— begin EXTRACTED ENTRIES —

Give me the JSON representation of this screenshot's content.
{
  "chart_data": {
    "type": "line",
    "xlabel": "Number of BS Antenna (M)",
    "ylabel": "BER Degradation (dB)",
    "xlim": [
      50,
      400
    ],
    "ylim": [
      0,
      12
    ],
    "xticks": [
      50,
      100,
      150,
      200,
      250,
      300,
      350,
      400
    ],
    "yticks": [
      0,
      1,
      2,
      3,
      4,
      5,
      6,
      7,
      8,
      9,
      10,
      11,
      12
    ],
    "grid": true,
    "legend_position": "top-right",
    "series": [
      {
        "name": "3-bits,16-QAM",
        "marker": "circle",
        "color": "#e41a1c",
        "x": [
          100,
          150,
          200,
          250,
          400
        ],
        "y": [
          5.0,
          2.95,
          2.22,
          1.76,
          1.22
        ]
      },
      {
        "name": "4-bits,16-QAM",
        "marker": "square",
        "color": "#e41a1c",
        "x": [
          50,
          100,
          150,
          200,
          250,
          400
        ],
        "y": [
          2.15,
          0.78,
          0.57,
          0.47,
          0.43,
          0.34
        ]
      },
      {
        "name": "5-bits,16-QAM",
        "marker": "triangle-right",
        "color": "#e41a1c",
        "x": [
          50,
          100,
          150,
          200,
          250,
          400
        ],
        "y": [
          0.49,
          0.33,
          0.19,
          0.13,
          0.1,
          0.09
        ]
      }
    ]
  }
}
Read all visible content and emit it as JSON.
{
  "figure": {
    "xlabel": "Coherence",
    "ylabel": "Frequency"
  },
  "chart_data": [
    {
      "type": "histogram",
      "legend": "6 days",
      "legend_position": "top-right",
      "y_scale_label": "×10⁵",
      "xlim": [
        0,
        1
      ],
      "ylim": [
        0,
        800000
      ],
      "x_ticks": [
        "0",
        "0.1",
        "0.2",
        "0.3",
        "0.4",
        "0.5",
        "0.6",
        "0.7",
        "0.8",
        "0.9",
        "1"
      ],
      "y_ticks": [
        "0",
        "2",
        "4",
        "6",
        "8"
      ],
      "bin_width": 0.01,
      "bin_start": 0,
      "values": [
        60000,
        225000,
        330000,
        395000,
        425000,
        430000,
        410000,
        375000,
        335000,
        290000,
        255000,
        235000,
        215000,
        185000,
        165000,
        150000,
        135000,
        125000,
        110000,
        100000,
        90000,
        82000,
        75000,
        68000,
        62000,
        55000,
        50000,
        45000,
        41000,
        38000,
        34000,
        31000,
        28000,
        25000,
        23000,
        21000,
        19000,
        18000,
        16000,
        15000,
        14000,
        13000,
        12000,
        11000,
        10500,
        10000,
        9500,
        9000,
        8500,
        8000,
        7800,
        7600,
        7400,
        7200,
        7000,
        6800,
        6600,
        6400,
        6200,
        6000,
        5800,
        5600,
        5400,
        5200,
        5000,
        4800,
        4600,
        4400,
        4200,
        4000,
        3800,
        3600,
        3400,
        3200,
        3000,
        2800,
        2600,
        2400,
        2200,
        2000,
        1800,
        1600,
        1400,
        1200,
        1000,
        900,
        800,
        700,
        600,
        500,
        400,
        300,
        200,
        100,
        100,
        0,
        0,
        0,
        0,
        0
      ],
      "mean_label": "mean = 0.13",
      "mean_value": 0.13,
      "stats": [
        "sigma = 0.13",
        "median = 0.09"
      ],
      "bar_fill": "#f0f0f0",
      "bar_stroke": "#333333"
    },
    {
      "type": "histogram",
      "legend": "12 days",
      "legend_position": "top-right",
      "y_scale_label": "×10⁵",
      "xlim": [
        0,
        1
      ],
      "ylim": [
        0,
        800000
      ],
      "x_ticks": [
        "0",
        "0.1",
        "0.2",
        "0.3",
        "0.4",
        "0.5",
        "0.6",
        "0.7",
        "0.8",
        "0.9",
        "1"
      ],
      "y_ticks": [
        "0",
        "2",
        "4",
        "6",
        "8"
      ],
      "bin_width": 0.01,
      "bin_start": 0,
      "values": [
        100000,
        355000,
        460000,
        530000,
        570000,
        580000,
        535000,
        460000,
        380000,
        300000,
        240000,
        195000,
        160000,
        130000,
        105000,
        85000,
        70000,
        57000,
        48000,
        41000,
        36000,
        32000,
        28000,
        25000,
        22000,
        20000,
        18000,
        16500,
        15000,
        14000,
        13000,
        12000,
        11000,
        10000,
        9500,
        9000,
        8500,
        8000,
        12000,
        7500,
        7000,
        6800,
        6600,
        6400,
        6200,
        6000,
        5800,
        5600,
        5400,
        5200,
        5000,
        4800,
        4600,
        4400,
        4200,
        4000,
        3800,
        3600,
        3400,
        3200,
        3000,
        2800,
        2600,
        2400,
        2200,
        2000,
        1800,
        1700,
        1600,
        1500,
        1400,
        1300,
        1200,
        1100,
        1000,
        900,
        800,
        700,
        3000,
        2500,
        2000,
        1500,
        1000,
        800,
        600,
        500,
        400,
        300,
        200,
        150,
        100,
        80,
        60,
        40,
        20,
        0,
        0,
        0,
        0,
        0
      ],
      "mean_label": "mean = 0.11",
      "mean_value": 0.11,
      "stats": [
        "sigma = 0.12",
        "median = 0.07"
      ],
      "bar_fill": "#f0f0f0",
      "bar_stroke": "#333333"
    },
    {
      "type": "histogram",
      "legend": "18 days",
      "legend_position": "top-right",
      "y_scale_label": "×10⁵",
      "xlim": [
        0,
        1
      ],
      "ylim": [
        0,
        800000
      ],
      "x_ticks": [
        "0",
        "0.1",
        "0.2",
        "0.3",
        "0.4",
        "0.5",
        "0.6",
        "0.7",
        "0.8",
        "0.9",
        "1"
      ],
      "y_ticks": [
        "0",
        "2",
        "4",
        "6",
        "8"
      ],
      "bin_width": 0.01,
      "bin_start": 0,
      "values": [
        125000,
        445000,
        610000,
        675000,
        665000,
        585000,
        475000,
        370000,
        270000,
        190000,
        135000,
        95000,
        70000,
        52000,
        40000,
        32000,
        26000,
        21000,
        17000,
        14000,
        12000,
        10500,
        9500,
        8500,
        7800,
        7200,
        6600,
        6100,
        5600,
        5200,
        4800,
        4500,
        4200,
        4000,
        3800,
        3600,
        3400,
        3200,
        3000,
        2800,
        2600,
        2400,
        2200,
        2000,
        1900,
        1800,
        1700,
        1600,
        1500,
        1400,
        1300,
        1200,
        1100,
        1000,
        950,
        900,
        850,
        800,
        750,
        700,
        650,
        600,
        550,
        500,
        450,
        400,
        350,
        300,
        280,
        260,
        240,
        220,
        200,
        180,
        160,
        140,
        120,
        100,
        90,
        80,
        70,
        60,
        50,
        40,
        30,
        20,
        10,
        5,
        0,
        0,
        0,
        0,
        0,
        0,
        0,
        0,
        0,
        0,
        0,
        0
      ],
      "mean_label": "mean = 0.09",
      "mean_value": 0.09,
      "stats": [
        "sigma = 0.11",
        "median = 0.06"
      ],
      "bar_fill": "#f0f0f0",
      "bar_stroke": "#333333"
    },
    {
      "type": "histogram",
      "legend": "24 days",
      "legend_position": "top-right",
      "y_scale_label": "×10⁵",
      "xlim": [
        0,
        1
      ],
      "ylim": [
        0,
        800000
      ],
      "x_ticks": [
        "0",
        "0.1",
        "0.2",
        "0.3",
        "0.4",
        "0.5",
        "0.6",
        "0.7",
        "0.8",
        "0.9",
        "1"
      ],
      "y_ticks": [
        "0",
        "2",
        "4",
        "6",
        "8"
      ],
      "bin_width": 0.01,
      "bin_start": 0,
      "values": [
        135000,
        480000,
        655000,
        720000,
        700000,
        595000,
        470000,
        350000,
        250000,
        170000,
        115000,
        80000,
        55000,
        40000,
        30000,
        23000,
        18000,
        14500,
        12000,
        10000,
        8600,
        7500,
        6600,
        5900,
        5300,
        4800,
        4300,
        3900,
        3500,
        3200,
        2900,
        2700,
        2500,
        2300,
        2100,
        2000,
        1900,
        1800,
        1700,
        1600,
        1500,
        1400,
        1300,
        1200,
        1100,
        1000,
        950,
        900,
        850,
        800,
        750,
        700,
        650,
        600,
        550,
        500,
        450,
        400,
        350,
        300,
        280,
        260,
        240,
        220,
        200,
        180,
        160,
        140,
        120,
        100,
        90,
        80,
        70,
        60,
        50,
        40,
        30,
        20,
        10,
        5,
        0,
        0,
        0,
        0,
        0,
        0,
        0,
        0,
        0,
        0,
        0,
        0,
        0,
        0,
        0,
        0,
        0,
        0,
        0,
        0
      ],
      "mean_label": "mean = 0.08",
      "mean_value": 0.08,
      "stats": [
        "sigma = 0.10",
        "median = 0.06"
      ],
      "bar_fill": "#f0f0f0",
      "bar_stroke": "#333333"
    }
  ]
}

— end EXTRACTED ENTRIES —

## EXERCISE AIM
Pick every line with "marker" in it and copy it.

## FULL ANSWER
        "marker": "circle",
        "marker": "square",
        "marker": "triangle-right",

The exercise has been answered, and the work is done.